Your task.
Copy all lines containing the string "phase" from the records below.

Start of Listed entries

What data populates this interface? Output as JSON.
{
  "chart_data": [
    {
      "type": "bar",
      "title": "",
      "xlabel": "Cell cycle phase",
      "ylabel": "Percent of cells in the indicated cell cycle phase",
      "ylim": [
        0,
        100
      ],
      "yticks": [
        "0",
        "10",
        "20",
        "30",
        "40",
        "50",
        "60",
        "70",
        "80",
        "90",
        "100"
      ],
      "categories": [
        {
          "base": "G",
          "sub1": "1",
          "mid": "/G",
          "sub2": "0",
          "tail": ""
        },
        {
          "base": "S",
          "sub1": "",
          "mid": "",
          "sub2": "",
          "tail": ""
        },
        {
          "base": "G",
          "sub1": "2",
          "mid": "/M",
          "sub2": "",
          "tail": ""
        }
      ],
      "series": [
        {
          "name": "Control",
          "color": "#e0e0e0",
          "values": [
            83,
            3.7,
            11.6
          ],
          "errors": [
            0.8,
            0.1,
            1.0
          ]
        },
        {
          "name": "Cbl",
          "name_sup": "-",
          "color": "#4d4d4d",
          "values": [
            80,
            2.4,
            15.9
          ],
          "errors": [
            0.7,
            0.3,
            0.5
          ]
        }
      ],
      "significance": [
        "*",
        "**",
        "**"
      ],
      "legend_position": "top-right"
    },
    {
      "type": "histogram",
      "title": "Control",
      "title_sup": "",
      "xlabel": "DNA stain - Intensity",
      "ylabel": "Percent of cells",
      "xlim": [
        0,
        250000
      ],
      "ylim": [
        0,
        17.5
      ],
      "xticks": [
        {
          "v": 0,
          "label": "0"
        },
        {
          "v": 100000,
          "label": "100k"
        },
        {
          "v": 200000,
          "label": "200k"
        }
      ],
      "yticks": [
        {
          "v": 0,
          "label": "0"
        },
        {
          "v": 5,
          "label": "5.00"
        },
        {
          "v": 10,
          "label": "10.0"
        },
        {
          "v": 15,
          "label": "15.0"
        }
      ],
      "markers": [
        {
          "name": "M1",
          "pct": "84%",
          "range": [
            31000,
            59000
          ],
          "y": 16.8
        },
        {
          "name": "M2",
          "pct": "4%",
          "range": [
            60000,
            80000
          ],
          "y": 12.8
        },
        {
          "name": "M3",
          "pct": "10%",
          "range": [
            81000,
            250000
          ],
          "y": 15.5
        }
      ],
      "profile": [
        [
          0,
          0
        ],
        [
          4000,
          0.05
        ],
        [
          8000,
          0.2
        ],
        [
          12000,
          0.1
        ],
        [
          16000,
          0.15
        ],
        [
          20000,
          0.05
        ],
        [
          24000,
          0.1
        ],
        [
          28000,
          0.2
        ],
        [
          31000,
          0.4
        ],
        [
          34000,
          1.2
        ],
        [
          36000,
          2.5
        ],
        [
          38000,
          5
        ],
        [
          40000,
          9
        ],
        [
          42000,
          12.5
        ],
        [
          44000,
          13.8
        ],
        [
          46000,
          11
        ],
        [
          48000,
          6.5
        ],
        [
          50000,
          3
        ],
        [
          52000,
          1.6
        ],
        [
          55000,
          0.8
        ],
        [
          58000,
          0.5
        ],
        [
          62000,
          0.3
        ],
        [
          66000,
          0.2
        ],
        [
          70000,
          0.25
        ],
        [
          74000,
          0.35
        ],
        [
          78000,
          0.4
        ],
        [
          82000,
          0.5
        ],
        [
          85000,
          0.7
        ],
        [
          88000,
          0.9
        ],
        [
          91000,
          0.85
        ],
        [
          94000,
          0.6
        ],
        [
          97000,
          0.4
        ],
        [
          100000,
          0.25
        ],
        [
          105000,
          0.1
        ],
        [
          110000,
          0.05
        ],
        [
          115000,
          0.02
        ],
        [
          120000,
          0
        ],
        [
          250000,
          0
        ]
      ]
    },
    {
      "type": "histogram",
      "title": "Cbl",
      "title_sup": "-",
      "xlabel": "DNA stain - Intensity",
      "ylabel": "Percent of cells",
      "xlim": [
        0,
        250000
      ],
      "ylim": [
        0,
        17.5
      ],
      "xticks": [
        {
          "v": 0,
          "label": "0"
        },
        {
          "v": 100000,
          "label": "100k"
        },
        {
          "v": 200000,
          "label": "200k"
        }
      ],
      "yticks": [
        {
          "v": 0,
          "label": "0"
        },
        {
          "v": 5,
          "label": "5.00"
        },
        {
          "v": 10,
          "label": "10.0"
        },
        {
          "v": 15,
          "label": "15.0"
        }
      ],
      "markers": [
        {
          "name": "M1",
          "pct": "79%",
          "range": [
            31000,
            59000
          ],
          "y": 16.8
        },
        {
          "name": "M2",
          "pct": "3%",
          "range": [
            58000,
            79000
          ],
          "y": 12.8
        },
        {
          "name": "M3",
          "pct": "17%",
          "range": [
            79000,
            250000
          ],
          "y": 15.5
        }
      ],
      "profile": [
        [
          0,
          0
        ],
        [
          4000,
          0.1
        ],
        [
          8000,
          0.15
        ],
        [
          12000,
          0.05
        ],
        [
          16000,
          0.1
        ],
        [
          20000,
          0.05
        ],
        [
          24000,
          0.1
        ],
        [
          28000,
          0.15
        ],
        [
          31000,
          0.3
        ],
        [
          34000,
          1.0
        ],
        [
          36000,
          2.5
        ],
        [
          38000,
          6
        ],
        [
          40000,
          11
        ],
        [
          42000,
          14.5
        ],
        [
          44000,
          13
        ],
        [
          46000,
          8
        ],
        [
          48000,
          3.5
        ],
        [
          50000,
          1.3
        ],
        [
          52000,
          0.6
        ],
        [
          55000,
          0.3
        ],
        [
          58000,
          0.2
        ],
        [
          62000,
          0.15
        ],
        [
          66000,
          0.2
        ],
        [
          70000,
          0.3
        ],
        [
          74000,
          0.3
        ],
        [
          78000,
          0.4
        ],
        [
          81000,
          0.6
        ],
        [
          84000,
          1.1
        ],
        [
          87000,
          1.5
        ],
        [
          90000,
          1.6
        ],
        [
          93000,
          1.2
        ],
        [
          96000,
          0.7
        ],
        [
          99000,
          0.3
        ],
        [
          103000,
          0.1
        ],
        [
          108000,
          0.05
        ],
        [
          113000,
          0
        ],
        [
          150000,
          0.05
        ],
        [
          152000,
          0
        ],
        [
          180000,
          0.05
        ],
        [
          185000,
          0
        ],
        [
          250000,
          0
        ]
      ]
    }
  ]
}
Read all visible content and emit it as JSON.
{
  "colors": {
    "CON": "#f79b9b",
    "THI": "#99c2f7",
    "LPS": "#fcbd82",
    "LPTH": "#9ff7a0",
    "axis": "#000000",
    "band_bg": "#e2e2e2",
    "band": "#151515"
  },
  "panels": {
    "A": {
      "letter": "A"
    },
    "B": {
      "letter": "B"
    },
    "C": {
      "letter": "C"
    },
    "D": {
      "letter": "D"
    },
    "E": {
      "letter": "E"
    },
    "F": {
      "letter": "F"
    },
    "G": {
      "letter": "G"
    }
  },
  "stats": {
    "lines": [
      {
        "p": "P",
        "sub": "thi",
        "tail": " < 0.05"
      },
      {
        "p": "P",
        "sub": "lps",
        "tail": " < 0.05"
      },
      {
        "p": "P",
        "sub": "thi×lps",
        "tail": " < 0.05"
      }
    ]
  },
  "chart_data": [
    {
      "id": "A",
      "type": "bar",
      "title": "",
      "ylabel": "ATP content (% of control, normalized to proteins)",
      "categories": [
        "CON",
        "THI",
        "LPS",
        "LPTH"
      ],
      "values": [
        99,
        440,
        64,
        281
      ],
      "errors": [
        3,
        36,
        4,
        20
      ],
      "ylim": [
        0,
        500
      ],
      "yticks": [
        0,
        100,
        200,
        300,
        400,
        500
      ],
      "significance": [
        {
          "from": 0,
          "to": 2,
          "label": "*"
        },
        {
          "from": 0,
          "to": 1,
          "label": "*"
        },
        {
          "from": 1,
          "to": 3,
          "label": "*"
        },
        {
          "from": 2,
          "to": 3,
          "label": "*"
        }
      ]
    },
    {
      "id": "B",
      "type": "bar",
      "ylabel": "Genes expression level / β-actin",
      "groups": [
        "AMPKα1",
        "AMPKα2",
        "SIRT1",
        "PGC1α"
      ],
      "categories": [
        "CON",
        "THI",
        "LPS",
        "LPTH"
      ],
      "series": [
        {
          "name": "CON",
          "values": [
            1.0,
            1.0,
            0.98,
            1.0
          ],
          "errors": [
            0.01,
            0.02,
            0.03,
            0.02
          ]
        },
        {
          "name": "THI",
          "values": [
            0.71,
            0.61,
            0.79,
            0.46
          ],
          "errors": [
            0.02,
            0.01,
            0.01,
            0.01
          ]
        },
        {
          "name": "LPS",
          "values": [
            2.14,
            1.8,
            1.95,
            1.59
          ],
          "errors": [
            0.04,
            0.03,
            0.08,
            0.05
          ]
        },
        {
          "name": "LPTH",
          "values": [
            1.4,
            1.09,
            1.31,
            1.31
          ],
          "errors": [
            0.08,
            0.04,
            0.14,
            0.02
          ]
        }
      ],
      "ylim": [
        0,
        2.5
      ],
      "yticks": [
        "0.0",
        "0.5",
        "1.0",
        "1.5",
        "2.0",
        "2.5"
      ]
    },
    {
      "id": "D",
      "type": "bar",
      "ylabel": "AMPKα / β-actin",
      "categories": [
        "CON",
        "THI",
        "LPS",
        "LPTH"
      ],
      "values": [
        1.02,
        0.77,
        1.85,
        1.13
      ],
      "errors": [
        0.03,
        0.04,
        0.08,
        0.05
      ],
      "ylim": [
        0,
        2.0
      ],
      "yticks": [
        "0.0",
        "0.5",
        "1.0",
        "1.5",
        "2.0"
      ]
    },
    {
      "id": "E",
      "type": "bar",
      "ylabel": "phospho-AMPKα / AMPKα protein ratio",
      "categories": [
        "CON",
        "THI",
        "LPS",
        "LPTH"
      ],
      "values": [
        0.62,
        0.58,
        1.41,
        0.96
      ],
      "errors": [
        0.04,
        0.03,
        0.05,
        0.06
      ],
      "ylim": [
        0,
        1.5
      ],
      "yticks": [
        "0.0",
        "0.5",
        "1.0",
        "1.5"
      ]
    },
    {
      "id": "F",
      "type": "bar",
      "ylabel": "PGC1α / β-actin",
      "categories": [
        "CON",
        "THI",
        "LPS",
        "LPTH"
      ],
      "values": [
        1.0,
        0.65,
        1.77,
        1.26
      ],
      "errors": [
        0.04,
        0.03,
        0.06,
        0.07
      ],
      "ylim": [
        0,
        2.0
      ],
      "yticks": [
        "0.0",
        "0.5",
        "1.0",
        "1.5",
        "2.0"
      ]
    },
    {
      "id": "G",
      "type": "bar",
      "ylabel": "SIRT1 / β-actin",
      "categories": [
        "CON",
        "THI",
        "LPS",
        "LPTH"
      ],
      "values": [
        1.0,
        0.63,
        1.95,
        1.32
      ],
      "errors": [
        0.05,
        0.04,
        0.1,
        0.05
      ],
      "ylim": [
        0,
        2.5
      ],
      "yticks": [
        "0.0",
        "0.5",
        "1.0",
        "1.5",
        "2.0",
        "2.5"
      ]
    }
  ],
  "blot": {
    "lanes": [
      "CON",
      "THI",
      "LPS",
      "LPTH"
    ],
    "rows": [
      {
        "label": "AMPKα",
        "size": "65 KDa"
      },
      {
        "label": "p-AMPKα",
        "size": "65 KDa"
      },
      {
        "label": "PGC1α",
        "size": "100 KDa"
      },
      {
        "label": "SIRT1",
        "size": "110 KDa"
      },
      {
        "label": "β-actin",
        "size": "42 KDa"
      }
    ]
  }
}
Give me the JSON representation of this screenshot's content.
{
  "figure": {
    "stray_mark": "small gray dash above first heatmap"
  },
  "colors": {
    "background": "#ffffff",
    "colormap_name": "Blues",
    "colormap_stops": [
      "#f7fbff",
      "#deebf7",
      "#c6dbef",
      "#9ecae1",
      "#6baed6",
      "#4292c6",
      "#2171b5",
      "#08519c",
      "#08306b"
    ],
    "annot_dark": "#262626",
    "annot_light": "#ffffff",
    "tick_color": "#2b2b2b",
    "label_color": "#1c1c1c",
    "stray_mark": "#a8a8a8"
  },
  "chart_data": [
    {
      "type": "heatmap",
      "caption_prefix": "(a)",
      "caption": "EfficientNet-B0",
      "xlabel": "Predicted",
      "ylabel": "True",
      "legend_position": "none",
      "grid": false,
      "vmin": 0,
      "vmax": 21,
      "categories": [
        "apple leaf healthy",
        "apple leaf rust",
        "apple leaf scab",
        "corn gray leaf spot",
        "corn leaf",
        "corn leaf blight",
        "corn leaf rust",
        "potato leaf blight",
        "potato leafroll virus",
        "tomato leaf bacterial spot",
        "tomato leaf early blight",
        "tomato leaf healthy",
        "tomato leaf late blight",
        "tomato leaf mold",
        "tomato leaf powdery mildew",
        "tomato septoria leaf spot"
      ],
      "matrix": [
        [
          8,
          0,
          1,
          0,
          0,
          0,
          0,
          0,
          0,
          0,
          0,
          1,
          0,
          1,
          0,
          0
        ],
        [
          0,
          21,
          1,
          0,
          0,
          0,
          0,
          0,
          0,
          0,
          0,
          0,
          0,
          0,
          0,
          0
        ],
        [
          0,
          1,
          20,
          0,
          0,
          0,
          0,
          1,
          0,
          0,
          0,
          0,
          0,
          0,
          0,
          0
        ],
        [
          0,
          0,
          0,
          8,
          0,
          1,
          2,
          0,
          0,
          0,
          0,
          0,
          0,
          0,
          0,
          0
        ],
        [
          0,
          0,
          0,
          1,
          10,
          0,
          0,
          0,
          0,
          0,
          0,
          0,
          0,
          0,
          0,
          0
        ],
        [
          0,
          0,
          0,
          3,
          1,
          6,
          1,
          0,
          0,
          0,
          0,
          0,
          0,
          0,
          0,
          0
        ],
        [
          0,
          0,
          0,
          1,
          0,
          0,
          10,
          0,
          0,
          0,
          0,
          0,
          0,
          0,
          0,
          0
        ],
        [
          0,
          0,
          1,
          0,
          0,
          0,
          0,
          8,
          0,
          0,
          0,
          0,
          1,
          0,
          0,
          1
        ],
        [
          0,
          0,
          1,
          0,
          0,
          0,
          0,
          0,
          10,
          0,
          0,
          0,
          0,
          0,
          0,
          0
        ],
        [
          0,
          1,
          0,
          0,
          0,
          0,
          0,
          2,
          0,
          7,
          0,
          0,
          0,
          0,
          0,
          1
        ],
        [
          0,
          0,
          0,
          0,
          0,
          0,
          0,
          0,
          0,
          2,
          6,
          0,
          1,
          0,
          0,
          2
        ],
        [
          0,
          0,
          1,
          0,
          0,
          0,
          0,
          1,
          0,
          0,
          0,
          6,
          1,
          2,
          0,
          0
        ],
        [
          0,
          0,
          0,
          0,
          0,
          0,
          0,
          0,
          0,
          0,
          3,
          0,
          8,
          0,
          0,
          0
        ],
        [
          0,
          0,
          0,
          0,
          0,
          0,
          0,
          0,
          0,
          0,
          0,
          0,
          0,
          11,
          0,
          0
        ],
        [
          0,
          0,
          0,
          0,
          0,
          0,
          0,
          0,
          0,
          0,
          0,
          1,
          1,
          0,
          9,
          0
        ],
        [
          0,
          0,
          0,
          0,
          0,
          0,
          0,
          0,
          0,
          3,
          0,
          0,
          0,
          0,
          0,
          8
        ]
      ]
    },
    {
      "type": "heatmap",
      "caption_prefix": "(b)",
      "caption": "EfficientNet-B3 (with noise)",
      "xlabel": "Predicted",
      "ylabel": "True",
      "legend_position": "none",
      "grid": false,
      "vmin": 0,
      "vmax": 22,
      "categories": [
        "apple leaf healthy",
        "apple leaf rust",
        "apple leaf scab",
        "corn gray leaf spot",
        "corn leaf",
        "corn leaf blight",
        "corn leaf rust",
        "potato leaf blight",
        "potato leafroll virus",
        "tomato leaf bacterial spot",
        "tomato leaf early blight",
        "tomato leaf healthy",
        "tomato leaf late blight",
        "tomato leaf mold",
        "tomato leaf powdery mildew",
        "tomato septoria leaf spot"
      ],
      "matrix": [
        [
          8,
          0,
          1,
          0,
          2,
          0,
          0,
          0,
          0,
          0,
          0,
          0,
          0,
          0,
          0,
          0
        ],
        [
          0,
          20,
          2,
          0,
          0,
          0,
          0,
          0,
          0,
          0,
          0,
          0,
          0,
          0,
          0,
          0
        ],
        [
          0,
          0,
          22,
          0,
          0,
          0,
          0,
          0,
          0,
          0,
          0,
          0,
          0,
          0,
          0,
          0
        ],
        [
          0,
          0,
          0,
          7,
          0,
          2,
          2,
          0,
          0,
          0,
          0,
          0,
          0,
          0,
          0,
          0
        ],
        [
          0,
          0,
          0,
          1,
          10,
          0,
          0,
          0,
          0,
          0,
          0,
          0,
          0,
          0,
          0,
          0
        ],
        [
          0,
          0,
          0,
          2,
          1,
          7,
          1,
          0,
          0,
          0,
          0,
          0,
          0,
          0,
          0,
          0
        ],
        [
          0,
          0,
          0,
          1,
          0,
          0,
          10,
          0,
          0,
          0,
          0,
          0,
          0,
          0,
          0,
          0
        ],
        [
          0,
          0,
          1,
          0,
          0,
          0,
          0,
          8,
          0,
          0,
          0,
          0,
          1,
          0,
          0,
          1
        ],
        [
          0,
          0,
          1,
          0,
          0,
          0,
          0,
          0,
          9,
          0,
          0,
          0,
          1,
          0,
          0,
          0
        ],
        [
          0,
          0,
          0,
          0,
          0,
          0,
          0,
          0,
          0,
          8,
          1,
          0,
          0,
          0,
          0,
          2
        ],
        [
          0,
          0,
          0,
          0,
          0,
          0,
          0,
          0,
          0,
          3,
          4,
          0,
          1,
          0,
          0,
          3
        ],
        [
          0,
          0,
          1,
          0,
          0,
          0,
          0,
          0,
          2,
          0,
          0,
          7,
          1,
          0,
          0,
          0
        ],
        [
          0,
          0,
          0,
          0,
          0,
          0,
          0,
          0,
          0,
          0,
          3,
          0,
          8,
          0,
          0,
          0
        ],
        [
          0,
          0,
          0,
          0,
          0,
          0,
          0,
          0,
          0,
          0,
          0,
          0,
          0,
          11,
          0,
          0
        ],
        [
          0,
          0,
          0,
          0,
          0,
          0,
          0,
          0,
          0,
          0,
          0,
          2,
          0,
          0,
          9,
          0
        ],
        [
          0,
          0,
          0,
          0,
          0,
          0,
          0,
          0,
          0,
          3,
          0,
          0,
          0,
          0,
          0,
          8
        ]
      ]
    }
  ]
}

End of Listed entries

Response to the exercise.
      "xlabel": "Cell cycle phase",
      "ylabel": "Percent of cells in the indicated cell cycle phase",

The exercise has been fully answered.